+++ 提示文
大統領は、議会の関与なしに特別な政策や施策を打ち出せる範囲、いわばガードレールを見極めることができます。優れた顧問がいれば、どこで大統領令を活用できるか、あるいは議会の承認を得ずに動ける範囲を把握するでしょう。しかし、それはあくまで特別な状況に限られます。 

マーク・ハムリック(バンクレート)


大統領は、貿易協定の交渉や経済制裁、関税の導入にも大きな役割を果たしており、これらは経済により直接的な影響を与えることができます。
 

理論的には、大統領が極端な措置を取れば大きな影響を及ぼす可能性があります。例えば、特定の国からの輸入品に対して100%の関税を課すようなことをすれば、消費者が購入する製品や、米国内の企業が必要とする原材料に直接影響を与えるでしょう。ただ、実際には大統領がそのような極端な措置を取ることはほとんどありません。 

ジョン・ケイン(ニューヨーク大学)


専門家は、選挙の結果が消費者心理にも影響を与える可能性があると指摘しています。
 

現代のように分極化が進む時代では、次期大統領によっては、消費者が将来支出や投資の行動を変えるのではないか、という疑問が浮上します。たとえば、ある人が「共和党の大統領の方がビジネスに有利」と信じていれば、その大統領が就任するまで投資を控え、経済に安心感を得られるまで待つかもしれません。このようにして、消費者が政権に応じて行動を変え、それが経済に影響を及ぼす可能性について関心が寄せられ、研究対象にもなっています。
++++++
+++ 記録の抜粋
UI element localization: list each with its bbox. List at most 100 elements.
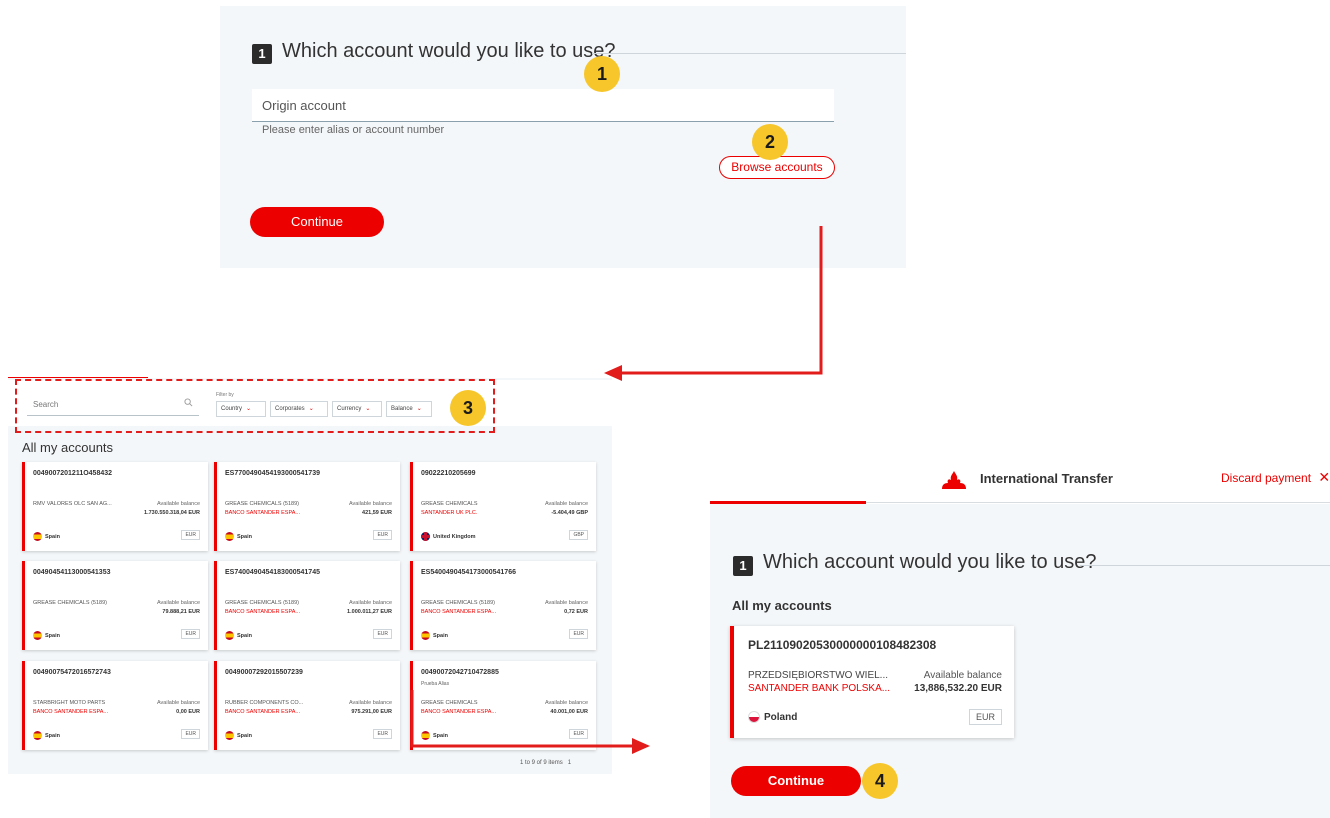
balance-amount: 1.730.550.318,04 EUR — [144, 510, 200, 516]
bank-name: SANTANDER UK PLC. — [421, 510, 478, 516]
currency-badge: EUR — [373, 530, 392, 540]
discard-payment-link[interactable]: Discard payment ✕ — [1221, 469, 1330, 486]
bank-name: BANCO SANTANDER ESPA... — [225, 609, 300, 615]
balance-label: Available balance — [348, 600, 392, 606]
bank-name: BANCO SANTANDER ESPA... — [33, 709, 108, 715]
country-name: Poland — [764, 711, 798, 723]
step-number: 1 — [733, 556, 753, 576]
account-card[interactable]: ES7400490454183000541745 GREASE CHEMICALS… — [214, 561, 400, 650]
spain-flag-icon — [33, 532, 42, 541]
country: Spain — [33, 631, 60, 640]
account-card[interactable]: 00490454113000541353 GREASE CHEMICALS (51… — [22, 561, 208, 650]
spain-flag-icon — [33, 631, 42, 640]
country-name: Spain — [45, 533, 60, 540]
app-header: International Transfer Discard payment ✕ — [710, 462, 1330, 504]
currency-badge: EUR — [181, 530, 200, 540]
country-name: Spain — [45, 632, 60, 639]
divider — [592, 53, 906, 54]
bank-name: SANTANDER BANK POLSKA... — [748, 683, 891, 694]
balance-amount: 421,59 EUR — [362, 510, 392, 516]
account-number: 00490454113000541353 — [33, 569, 111, 576]
account-number: ES7400490454183000541745 — [225, 569, 320, 576]
currency-badge: EUR — [373, 729, 392, 739]
account-holder: GREASE CHEMICALS (5189) — [33, 600, 107, 606]
step-title: Which account would you like to use? — [282, 40, 616, 62]
browse-accounts-button[interactable]: Browse accounts — [719, 156, 835, 179]
page-number[interactable]: 1 — [568, 760, 571, 766]
section-title: All my accounts — [732, 598, 832, 613]
continue-button[interactable]: Continue — [731, 766, 861, 796]
callout-badge-3: 3 — [450, 390, 486, 426]
pagination: 1 to 9 of 9 items 1 — [520, 760, 571, 766]
origin-account-input[interactable] — [252, 89, 834, 121]
balance-amount: 13,886,532.20 EUR — [914, 683, 1002, 694]
helper-text: Please enter alias or account number — [262, 124, 445, 136]
currency-badge: EUR — [569, 629, 588, 639]
account-card[interactable]: 0049007201211O458432 RMV VALORES OLC SAN … — [22, 462, 208, 551]
account-holder: GREASE CHEMICALS (5189) — [421, 600, 495, 606]
account-number: 00490072042710472885 — [421, 669, 499, 676]
account-holder: GREASE CHEMICALS (5189) — [225, 600, 299, 606]
account-number: 00490075472016572743 — [33, 669, 111, 676]
balance-label: Available balance — [923, 670, 1002, 681]
account-holder: RMV VALORES OLC SAN AG... — [33, 501, 112, 507]
country: Spain — [33, 731, 60, 740]
balance-label: Available balance — [544, 501, 588, 507]
spain-flag-icon — [225, 631, 234, 640]
country: Spain — [225, 532, 252, 541]
selected-account-card[interactable]: PL21109020530000000108482308 PRZEDSIĘBIO… — [730, 626, 1014, 738]
country-name: Spain — [237, 533, 252, 540]
account-card[interactable]: ES5400490454173000541766 GREASE CHEMICALS… — [410, 561, 596, 650]
account-card[interactable]: 00490075472016572743 STARBRIGHT MOTO PART… — [22, 661, 208, 750]
country: United Kingdom — [421, 532, 475, 541]
account-card[interactable]: ES7700490454193000541739 GREASE CHEMICALS… — [214, 462, 400, 551]
continue-button[interactable]: Continue — [250, 207, 384, 237]
step-number: 1 — [252, 44, 272, 64]
country: Poland — [748, 711, 797, 723]
currency-badge: GBP — [569, 530, 588, 540]
balance-amount: 79.888,21 EUR — [162, 609, 200, 615]
bank-name: BANCO SANTANDER ESPA... — [225, 709, 300, 715]
callout-badge-4: 4 — [862, 763, 898, 799]
account-holder: STARBRIGHT MOTO PARTS — [33, 700, 106, 706]
balance-label: Available balance — [544, 600, 588, 606]
callout-highlight — [15, 379, 495, 433]
currency-badge: EUR — [181, 629, 200, 639]
country-name: Spain — [433, 632, 448, 639]
callout-badge-2: 2 — [752, 124, 788, 160]
balance-label: Available balance — [156, 700, 200, 706]
account-number: 0049007201211O458432 — [33, 470, 113, 477]
origin-account-field[interactable] — [252, 89, 834, 122]
poland-flag-icon — [748, 711, 760, 723]
divider — [1080, 565, 1330, 566]
balance-amount: 0,00 EUR — [176, 709, 200, 715]
account-holder: GREASE CHEMICALS — [421, 501, 478, 507]
balance-label: Available balance — [348, 501, 392, 507]
country-name: Spain — [45, 732, 60, 739]
country-name: Spain — [237, 632, 252, 639]
close-icon[interactable]: ✕ — [1318, 469, 1330, 485]
account-card[interactable]: 09022210205699 GREASE CHEMICALS SANTANDER … — [410, 462, 596, 551]
currency-badge: EUR — [373, 629, 392, 639]
balance-label: Available balance — [156, 501, 200, 507]
balance-amount: -5.404,49 GBP — [551, 510, 588, 516]
uk-flag-icon — [421, 532, 430, 541]
callout-badge-1: 1 — [584, 56, 620, 92]
flow-arrow-icon — [604, 226, 823, 381]
discard-label: Discard payment — [1221, 471, 1312, 485]
country: Spain — [33, 532, 60, 541]
header-title: International Transfer — [980, 471, 1113, 486]
country-name: United Kingdom — [433, 533, 476, 540]
account-card[interactable]: 00490007292015507239 RUBBER COMPONENTS CO… — [214, 661, 400, 750]
bank-name: BANCO SANTANDER ESPA... — [225, 510, 300, 516]
account-alias: Prueba Alias — [421, 681, 450, 687]
country-name: Spain — [237, 732, 252, 739]
spain-flag-icon — [225, 731, 234, 740]
spain-flag-icon — [33, 731, 42, 740]
santander-flame-icon — [942, 471, 966, 489]
account-number: PL21109020530000000108482308 — [748, 638, 937, 652]
spain-flag-icon — [421, 631, 430, 640]
pager-text: 1 to 9 of 9 items — [520, 760, 563, 766]
flow-arrow-icon — [410, 690, 650, 754]
currency-badge: EUR — [181, 729, 200, 739]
++++++
練習課題:
A) 大統領と経済についての提示文が、大統領が大きな役割を果たすものとして挙げている事柄をすべて書き出してください。
B) 大統領と経済についての提示文の続きを書いてください。

課題の解答:
A) 貿易協定の交渉、経済制裁、関税の導入

B)
有権者が大統領に対して現実的な期待を持つことはとても重要です。もし、大統領が魔法の杖を振れば経済が素晴らしくなり、数か月で全てが好転するといった考えを抱いているとすれば、それは一種の幻想といえます。 

ジョン・ケイン(ニューヨーク大学)


大統領職の重要性は計り知れませんが、大統領が行使できる権限について過大評価してしまうことがあります。それが問題なのです。

マーク・ハムリック(バンクレート)



4. 大統領令について


 「大統領令」(Presidential Orders)とは、米国の大統領が行政機関に直接指示を出すために発行する命令です。大統領令には法的拘束力があり、特定の政策実施を迅速に進めるために使うことができ、議会の承認を得る必要がありません。そのため、議会を通さずに政策を進められる点で、大統領にとっての強力なツールとなっています。
 尚、大統領令を発令するにあたっての明確な基準は、アメリカ合衆国憲法や法律の中に厳密に定められておらず、いくつかの一般的な枠組みや制約、そして司法審査の枠組みが存在しているとされています。
 

(1)大統領令発令にあたっての基準や制約

  1. 憲法の範囲内であること:大統領令は、米国憲法が大統領に与える権限の範囲内でのみ発行が可能。大統領の権限が制限されている分野(例えば、予算権や立法権など)に関しては、議会の承認が必要となる。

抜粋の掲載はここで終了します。